Without the pictures, set down every line of the data exactly.

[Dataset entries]
◇ ◇ ◇ ◇ ◇ ◇ ◇

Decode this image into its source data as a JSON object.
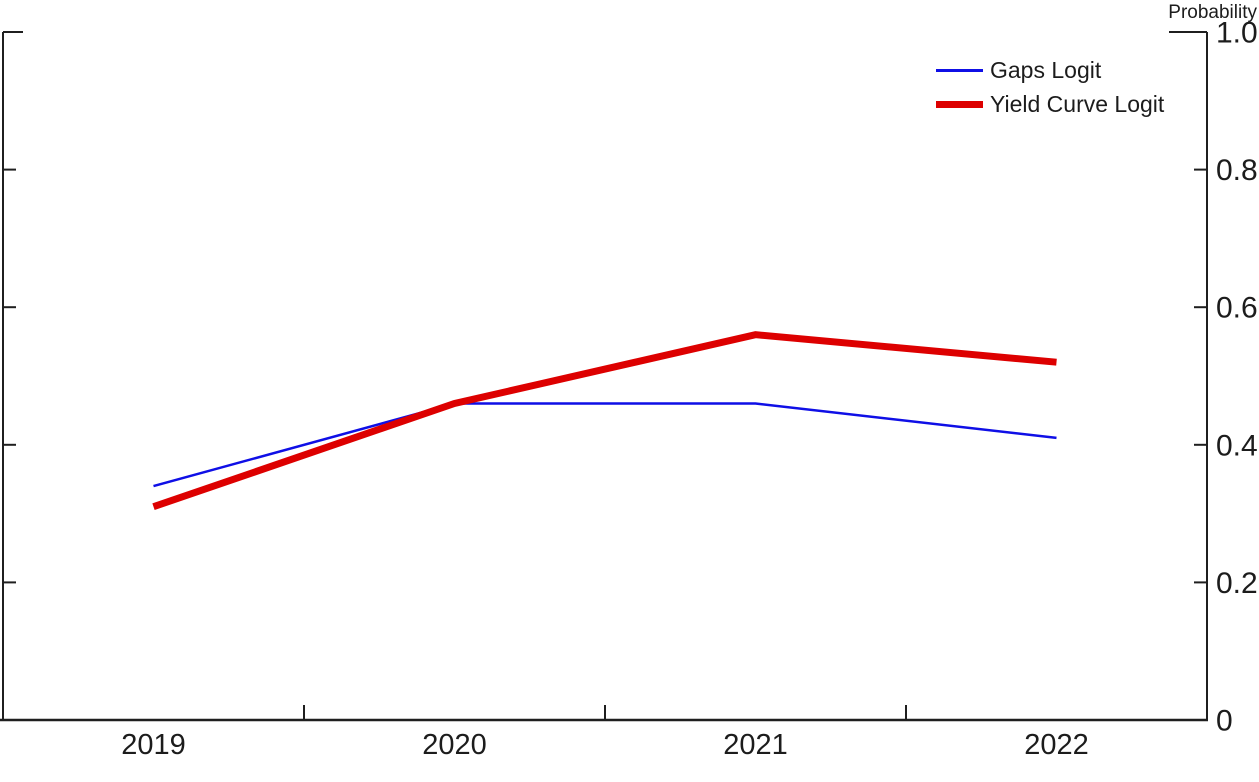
{
  "chart_data": {
    "type": "line",
    "title": "",
    "xlabel": "",
    "ylabel": "Probability",
    "categories": [
      "2019",
      "2020",
      "2021",
      "2022"
    ],
    "series": [
      {
        "name": "Gaps Logit",
        "color": "#0f0fe6",
        "line_width": 2.5,
        "values": [
          0.34,
          0.46,
          0.46,
          0.41
        ]
      },
      {
        "name": "Yield Curve Logit",
        "color": "#dd0000",
        "line_width": 7,
        "values": [
          0.31,
          0.46,
          0.56,
          0.52
        ]
      }
    ],
    "ylim": [
      0,
      1.0
    ],
    "yticks": [
      0,
      0.2,
      0.4,
      0.6,
      0.8,
      1.0
    ],
    "ytick_labels": [
      "0",
      "0.2",
      "0.4",
      "0.6",
      "0.8",
      "1.0"
    ],
    "grid": false,
    "legend_position": "top-right",
    "y_axis_side": "right",
    "axis_color": "#1f1f1f"
  }
}
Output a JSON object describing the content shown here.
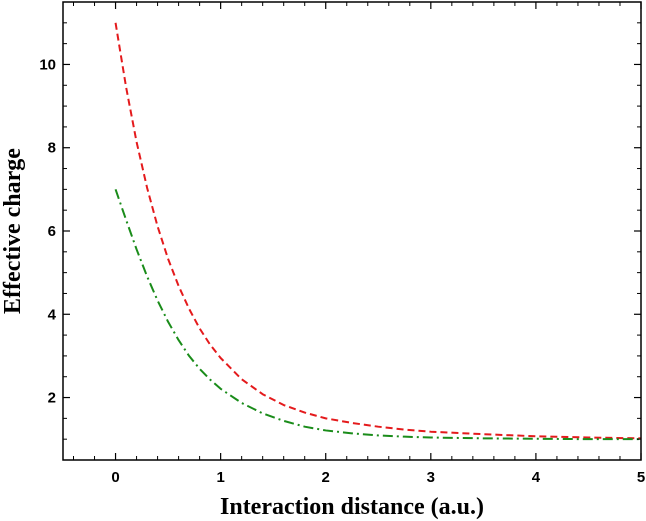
{
  "chart_data": {
    "type": "line",
    "title": "",
    "xlabel": "Interaction distance (a.u.)",
    "ylabel": "Effective charge",
    "xlim": [
      -0.5,
      5.0
    ],
    "ylim": [
      0.5,
      11.5
    ],
    "x_ticks": [
      0,
      1,
      2,
      3,
      4,
      5
    ],
    "x_tick_labels": [
      "0",
      "1",
      "2",
      "3",
      "4",
      "5"
    ],
    "x_minor_step": 0.2,
    "y_ticks": [
      2,
      4,
      6,
      8,
      10
    ],
    "y_tick_labels": [
      "2",
      "4",
      "6",
      "8",
      "10"
    ],
    "y_minor_step": 0.5,
    "grid": false,
    "legend": "none",
    "x": [
      0,
      0.1,
      0.2,
      0.3,
      0.4,
      0.5,
      0.6,
      0.7,
      0.8,
      0.9,
      1.0,
      1.2,
      1.4,
      1.6,
      1.8,
      2.0,
      2.25,
      2.5,
      2.75,
      3.0,
      3.5,
      4.0,
      4.5,
      5.0
    ],
    "series": [
      {
        "color": "#e41a1c",
        "dash": "dashed",
        "values": [
          11.0,
          9.46,
          8.14,
          7.04,
          6.11,
          5.33,
          4.68,
          4.13,
          3.66,
          3.27,
          2.95,
          2.44,
          2.08,
          1.82,
          1.64,
          1.5,
          1.39,
          1.3,
          1.23,
          1.18,
          1.12,
          1.07,
          1.04,
          1.02
        ]
      },
      {
        "color": "#1a8c1a",
        "dash": "dashdot",
        "values": [
          7.0,
          6.27,
          5.56,
          4.91,
          4.33,
          3.82,
          3.38,
          3.0,
          2.69,
          2.43,
          2.21,
          1.87,
          1.62,
          1.44,
          1.3,
          1.21,
          1.14,
          1.09,
          1.06,
          1.04,
          1.02,
          1.01,
          1.0,
          1.0
        ]
      }
    ]
  }
}
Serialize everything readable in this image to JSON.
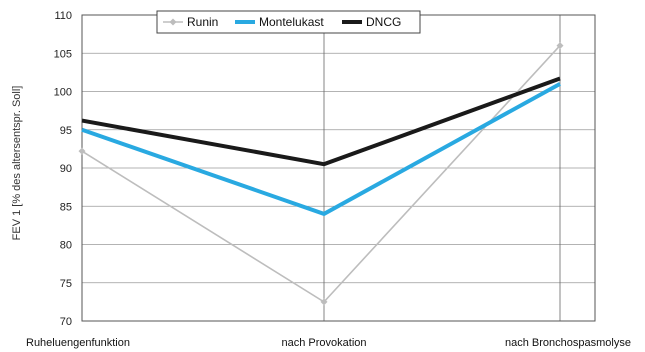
{
  "chart_data": {
    "type": "line",
    "title": "",
    "xlabel": "",
    "ylabel": "FEV 1 [% des altersentspr. Soll]",
    "ylim": [
      70,
      110
    ],
    "yticks": [
      70,
      75,
      80,
      85,
      90,
      95,
      100,
      105,
      110
    ],
    "categories": [
      "Ruheluengenfunktion",
      "nach Provokation",
      "nach Bronchospasmolyse"
    ],
    "grid": true,
    "legend_position": "top-center",
    "series": [
      {
        "name": "Runin",
        "color": "#bdbdbd",
        "marker": "diamond",
        "values": [
          92.2,
          72.5,
          106.0
        ]
      },
      {
        "name": "Montelukast",
        "color": "#29a9e1",
        "marker": "none",
        "values": [
          95.0,
          84.0,
          101.0
        ]
      },
      {
        "name": "DNCG",
        "color": "#1a1a1a",
        "marker": "none",
        "values": [
          96.2,
          90.5,
          101.7
        ]
      }
    ]
  }
}
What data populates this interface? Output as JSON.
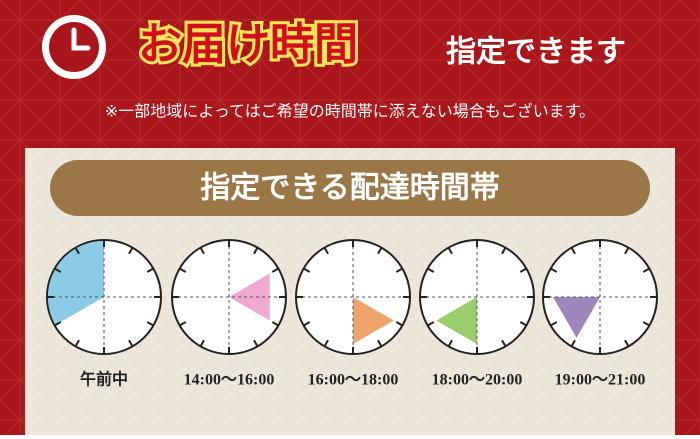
{
  "header": {
    "title": "お届け時間",
    "subtitle": "指定できます",
    "note": "※一部地域によってはご希望の時間帯に添えない場合もございます。"
  },
  "panel": {
    "heading": "指定できる配達時間帯",
    "slots": [
      {
        "label": "午前中"
      },
      {
        "label": "14:00〜16:00"
      },
      {
        "label": "16:00〜18:00"
      },
      {
        "label": "18:00〜20:00"
      },
      {
        "label": "19:00〜21:00"
      }
    ]
  }
}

◇ ◇ ◇ ◇ ◇ ◇ ◇

TASK RESULT:
Decode this image into its source data as a JSON object.
{
  "chart_data": {
    "type": "line",
    "title": "",
    "xlabel": "",
    "ylabel": "Probability",
    "categories": [
      "2019",
      "2020",
      "2021",
      "2022"
    ],
    "series": [
      {
        "name": "Gaps Logit",
        "color": "#0f0fe6",
        "line_width": 2.5,
        "values": [
          0.34,
          0.46,
          0.46,
          0.41
        ]
      },
      {
        "name": "Yield Curve Logit",
        "color": "#dd0000",
        "line_width": 7,
        "values": [
          0.31,
          0.46,
          0.56,
          0.52
        ]
      }
    ],
    "ylim": [
      0,
      1.0
    ],
    "yticks": [
      0,
      0.2,
      0.4,
      0.6,
      0.8,
      1.0
    ],
    "ytick_labels": [
      "0",
      "0.2",
      "0.4",
      "0.6",
      "0.8",
      "1.0"
    ],
    "grid": false,
    "legend_position": "top-right",
    "y_axis_side": "right",
    "axis_color": "#1f1f1f"
  }
}
Output a JSON object describing the content shown here.
{
  "chart_data": {
    "type": "line",
    "title": "",
    "xlabel": "Interaction distance (a.u.)",
    "ylabel": "Effective charge",
    "xlim": [
      -0.5,
      5.0
    ],
    "ylim": [
      0.5,
      11.5
    ],
    "x_ticks": [
      0,
      1,
      2,
      3,
      4,
      5
    ],
    "x_tick_labels": [
      "0",
      "1",
      "2",
      "3",
      "4",
      "5"
    ],
    "x_minor_step": 0.2,
    "y_ticks": [
      2,
      4,
      6,
      8,
      10
    ],
    "y_tick_labels": [
      "2",
      "4",
      "6",
      "8",
      "10"
    ],
    "y_minor_step": 0.5,
    "grid": false,
    "legend": "none",
    "x": [
      0,
      0.1,
      0.2,
      0.3,
      0.4,
      0.5,
      0.6,
      0.7,
      0.8,
      0.9,
      1.0,
      1.2,
      1.4,
      1.6,
      1.8,
      2.0,
      2.25,
      2.5,
      2.75,
      3.0,
      3.5,
      4.0,
      4.5,
      5.0
    ],
    "series": [
      {
        "color": "#e41a1c",
        "dash": "dashed",
        "values": [
          11.0,
          9.46,
          8.14,
          7.04,
          6.11,
          5.33,
          4.68,
          4.13,
          3.66,
          3.27,
          2.95,
          2.44,
          2.08,
          1.82,
          1.64,
          1.5,
          1.39,
          1.3,
          1.23,
          1.18,
          1.12,
          1.07,
          1.04,
          1.02
        ]
      },
      {
        "color": "#1a8c1a",
        "dash": "dashdot",
        "values": [
          7.0,
          6.27,
          5.56,
          4.91,
          4.33,
          3.82,
          3.38,
          3.0,
          2.69,
          2.43,
          2.21,
          1.87,
          1.62,
          1.44,
          1.3,
          1.21,
          1.14,
          1.09,
          1.06,
          1.04,
          1.02,
          1.01,
          1.0,
          1.0
        ]
      }
    ]
  }
}
Serialize everything readable in this image to JSON.
{
  "chart_data": {
    "type": "line",
    "title": "",
    "xlabel": "",
    "ylabel": "FEV 1 [% des altersentspr. Soll]",
    "ylim": [
      70,
      110
    ],
    "yticks": [
      70,
      75,
      80,
      85,
      90,
      95,
      100,
      105,
      110
    ],
    "categories": [
      "Ruheluengenfunktion",
      "nach Provokation",
      "nach Bronchospasmolyse"
    ],
    "grid": true,
    "legend_position": "top-center",
    "series": [
      {
        "name": "Runin",
        "color": "#bdbdbd",
        "marker": "diamond",
        "values": [
          92.2,
          72.5,
          106.0
        ]
      },
      {
        "name": "Montelukast",
        "color": "#29a9e1",
        "marker": "none",
        "values": [
          95.0,
          84.0,
          101.0
        ]
      },
      {
        "name": "DNCG",
        "color": "#1a1a1a",
        "marker": "none",
        "values": [
          96.2,
          90.5,
          101.7
        ]
      }
    ]
  }
}
What data populates this interface? Output as JSON.
{
  "header": {
    "title": "お届け時間",
    "subtitle": "指定できます",
    "note": "※一部地域によってはご希望の時間帯に添えない場合もございます。"
  },
  "panel": {
    "heading": "指定できる配達時間帯",
    "slots": [
      {
        "label": "午前中"
      },
      {
        "label": "14:00〜16:00"
      },
      {
        "label": "16:00〜18:00"
      },
      {
        "label": "18:00〜20:00"
      },
      {
        "label": "19:00〜21:00"
      }
    ]
  }
}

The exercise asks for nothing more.